• Set task
Tally the lines in the following entries that include the word "chemistry"; state only the total.
--*--
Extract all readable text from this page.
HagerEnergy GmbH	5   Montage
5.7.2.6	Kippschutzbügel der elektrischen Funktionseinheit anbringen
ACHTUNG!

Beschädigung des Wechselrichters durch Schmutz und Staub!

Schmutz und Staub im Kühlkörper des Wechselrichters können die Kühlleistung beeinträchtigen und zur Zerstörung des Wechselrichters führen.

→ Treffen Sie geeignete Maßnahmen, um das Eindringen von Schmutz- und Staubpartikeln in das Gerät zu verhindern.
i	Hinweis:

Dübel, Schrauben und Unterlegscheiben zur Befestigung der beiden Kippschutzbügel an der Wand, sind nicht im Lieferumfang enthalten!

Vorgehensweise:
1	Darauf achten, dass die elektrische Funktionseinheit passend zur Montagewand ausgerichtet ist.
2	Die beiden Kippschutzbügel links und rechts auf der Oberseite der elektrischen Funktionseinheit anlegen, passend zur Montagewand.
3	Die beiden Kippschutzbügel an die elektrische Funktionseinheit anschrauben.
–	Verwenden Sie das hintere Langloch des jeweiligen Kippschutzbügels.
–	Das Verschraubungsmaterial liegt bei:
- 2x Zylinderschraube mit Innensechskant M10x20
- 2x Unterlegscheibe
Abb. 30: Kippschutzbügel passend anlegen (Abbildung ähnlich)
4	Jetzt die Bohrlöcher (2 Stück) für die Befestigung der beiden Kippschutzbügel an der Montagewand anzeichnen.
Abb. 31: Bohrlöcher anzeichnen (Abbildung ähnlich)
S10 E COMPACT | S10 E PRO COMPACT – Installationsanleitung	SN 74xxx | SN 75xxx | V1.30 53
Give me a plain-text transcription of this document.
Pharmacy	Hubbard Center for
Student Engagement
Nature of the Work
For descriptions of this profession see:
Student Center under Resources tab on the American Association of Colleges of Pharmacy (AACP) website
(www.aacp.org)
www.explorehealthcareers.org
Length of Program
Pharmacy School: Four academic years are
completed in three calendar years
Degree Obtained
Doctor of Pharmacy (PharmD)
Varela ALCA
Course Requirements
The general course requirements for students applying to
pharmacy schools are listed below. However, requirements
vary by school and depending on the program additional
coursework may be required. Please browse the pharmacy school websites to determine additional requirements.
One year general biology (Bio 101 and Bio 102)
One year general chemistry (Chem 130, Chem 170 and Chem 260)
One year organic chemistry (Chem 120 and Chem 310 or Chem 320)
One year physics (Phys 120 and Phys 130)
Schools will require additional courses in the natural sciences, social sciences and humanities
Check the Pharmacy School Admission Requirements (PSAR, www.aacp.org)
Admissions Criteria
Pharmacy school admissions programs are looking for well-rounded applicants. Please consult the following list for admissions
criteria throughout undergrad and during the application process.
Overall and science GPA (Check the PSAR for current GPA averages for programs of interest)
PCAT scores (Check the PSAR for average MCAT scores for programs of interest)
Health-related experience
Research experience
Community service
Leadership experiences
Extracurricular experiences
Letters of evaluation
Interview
--*--
• Reply to the exercise
2